- Provided information
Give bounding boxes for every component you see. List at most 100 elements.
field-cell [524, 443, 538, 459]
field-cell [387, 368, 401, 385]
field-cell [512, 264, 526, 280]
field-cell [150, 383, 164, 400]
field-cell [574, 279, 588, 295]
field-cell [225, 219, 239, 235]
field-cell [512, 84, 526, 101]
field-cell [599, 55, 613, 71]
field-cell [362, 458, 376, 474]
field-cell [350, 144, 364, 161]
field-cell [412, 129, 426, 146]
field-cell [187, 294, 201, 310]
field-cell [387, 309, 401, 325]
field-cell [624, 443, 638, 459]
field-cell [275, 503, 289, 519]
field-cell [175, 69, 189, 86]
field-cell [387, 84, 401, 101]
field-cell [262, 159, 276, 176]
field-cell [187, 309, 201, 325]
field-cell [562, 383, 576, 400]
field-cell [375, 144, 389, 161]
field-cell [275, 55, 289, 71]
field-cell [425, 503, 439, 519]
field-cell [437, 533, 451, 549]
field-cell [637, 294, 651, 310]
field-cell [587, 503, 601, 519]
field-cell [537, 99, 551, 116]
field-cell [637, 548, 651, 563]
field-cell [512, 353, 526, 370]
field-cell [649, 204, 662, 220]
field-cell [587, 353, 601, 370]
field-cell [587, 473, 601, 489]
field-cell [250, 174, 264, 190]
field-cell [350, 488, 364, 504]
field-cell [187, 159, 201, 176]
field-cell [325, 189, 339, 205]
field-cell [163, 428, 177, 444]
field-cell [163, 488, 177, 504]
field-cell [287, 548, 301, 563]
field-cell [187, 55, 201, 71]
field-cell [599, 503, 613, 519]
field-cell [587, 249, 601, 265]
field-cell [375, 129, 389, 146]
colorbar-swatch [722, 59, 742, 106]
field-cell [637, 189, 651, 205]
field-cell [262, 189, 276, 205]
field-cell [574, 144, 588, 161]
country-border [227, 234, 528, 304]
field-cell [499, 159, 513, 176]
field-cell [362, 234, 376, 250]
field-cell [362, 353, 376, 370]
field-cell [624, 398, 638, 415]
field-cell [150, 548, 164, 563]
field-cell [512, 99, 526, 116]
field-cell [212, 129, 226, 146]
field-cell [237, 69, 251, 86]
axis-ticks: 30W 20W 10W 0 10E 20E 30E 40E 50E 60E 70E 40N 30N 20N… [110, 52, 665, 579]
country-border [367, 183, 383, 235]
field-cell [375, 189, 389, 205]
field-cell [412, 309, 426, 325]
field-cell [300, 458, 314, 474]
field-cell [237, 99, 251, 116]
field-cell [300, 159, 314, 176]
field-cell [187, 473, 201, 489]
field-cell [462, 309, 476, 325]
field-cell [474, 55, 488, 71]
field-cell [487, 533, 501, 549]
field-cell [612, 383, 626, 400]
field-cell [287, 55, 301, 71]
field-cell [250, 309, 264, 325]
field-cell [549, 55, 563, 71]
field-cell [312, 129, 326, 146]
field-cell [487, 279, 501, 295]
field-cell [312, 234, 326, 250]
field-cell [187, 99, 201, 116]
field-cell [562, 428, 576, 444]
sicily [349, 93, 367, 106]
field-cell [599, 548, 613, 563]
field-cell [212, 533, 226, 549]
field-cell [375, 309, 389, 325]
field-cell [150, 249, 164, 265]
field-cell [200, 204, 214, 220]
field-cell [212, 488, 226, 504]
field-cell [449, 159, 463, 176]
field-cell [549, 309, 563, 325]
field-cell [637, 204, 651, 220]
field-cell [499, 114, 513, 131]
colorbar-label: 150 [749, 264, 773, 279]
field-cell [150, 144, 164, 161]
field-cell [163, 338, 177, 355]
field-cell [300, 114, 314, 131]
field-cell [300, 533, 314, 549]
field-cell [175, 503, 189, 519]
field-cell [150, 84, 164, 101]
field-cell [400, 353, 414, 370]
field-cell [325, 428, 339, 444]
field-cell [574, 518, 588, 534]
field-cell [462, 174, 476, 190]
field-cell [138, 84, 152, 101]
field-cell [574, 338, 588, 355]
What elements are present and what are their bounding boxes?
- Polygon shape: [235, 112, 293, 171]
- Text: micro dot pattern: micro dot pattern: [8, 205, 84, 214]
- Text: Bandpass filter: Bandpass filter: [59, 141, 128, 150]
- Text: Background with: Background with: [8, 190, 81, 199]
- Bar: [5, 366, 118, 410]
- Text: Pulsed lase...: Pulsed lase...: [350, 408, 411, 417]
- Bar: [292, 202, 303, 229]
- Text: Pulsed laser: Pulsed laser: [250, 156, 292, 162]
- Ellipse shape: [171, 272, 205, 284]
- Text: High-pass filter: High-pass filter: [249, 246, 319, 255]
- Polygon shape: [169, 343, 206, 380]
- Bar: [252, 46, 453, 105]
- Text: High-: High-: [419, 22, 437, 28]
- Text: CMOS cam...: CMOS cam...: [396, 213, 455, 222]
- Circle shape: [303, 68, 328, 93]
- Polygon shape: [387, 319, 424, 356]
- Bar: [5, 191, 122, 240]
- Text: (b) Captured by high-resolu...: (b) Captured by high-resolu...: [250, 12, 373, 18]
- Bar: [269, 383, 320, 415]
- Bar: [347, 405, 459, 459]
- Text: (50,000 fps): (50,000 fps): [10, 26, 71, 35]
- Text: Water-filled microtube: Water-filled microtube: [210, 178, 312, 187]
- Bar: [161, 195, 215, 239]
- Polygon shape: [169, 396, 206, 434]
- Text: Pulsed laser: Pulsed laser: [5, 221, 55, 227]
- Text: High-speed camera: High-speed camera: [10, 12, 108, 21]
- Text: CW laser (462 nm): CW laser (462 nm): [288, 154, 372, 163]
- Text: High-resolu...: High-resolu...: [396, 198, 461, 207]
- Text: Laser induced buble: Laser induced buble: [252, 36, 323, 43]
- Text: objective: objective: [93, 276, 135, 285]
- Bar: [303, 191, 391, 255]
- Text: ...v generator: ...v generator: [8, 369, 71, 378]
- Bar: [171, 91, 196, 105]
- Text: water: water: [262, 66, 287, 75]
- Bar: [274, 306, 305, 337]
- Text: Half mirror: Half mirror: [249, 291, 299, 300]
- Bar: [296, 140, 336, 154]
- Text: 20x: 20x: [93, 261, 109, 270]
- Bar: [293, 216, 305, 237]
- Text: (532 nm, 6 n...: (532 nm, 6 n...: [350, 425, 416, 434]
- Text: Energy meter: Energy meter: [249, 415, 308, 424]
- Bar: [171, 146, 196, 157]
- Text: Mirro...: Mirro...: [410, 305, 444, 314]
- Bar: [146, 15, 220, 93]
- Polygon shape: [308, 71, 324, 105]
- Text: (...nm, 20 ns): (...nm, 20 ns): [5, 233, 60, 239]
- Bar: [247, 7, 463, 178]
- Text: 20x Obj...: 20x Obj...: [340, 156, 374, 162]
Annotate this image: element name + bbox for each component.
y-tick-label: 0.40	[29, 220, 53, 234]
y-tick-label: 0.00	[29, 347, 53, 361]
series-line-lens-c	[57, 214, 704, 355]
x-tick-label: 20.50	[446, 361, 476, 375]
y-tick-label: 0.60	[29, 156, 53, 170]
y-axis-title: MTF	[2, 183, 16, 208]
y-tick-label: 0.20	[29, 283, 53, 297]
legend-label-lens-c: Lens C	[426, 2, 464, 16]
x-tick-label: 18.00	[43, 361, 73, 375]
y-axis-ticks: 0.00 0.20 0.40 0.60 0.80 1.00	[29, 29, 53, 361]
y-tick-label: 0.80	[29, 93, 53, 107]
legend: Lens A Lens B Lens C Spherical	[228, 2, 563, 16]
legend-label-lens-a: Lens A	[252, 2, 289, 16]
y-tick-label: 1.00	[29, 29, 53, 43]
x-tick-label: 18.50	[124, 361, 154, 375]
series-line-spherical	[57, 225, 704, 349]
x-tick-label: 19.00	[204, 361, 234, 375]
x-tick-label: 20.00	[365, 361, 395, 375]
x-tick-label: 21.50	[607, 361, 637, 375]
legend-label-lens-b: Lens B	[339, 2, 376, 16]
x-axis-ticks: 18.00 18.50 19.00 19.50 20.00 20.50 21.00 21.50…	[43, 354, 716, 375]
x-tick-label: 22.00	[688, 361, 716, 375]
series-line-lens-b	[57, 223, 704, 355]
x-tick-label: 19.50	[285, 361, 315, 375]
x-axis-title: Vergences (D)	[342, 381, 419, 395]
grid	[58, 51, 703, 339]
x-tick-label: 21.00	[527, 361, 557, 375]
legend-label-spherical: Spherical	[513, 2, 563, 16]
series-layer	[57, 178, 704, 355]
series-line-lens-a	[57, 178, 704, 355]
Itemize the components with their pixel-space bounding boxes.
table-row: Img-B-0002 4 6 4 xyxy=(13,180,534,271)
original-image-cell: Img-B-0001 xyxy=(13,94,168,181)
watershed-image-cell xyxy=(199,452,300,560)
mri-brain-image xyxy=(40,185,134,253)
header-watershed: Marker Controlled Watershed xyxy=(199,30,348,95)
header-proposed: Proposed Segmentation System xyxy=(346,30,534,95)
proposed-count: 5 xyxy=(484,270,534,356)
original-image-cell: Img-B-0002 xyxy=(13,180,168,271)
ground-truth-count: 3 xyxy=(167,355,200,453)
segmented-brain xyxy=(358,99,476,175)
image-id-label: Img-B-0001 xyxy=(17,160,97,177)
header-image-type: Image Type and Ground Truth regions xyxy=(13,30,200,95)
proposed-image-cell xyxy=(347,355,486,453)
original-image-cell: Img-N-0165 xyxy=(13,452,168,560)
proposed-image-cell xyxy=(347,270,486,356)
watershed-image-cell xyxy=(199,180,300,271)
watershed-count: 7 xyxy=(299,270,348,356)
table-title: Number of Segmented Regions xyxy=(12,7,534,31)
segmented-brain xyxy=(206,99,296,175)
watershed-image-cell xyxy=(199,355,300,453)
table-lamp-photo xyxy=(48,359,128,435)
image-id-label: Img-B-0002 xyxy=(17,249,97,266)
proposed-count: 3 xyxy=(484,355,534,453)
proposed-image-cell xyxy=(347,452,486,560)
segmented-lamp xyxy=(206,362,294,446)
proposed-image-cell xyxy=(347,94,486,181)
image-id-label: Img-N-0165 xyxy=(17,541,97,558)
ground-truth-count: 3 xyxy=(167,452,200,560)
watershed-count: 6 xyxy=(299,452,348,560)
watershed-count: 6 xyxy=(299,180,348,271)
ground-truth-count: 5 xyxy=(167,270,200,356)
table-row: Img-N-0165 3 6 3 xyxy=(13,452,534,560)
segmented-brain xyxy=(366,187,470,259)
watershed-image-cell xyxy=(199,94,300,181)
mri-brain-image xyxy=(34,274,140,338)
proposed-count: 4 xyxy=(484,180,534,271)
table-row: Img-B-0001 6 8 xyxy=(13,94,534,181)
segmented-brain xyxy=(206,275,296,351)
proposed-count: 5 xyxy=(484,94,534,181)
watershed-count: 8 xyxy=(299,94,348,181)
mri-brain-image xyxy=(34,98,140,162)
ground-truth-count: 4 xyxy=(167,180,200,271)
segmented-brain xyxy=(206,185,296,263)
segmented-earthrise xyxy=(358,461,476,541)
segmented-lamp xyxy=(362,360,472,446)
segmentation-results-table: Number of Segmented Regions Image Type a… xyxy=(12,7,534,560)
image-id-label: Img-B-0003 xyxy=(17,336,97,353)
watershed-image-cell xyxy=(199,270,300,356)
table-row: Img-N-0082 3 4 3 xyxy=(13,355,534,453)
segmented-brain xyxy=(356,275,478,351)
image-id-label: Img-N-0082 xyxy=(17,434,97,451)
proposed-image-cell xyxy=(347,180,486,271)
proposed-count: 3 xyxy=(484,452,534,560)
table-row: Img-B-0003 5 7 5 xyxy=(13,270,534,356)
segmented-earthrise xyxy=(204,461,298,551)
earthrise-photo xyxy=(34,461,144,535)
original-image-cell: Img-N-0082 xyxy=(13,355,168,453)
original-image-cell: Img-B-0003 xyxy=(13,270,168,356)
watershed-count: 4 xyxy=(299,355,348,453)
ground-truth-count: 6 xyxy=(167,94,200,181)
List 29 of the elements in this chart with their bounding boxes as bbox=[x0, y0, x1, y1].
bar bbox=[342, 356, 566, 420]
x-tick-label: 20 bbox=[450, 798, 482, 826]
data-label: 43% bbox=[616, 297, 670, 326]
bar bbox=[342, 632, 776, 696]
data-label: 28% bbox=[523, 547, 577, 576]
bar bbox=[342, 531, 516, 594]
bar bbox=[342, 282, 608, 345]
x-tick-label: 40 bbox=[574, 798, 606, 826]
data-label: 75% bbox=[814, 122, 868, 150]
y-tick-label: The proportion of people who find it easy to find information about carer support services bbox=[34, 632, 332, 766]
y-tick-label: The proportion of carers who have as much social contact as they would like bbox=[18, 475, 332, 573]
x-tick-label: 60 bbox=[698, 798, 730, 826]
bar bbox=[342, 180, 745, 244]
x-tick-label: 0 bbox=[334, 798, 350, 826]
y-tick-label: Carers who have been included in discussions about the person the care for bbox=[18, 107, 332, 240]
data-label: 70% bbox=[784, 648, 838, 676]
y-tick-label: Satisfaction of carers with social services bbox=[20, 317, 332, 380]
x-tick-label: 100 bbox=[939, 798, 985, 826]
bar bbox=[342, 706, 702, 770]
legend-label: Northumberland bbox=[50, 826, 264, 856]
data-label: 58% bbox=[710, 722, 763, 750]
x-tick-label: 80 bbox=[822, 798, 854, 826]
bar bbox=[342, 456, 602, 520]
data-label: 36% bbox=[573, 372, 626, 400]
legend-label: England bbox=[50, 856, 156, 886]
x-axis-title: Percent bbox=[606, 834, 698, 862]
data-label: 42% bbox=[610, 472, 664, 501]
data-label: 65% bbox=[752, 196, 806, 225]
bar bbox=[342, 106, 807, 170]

- What to work on
Can you copy out, character for character, the part of the data that opens with its first line and closes with the line containing "field-cell [350, 144, 364, 161]", both of those lines included?

- Correct response
Give bounding boxes for every component you see. List at most 100 elements.
field-cell [524, 443, 538, 459]
field-cell [387, 368, 401, 385]
field-cell [512, 264, 526, 280]
field-cell [150, 383, 164, 400]
field-cell [574, 279, 588, 295]
field-cell [225, 219, 239, 235]
field-cell [512, 84, 526, 101]
field-cell [599, 55, 613, 71]
field-cell [362, 458, 376, 474]
field-cell [350, 144, 364, 161]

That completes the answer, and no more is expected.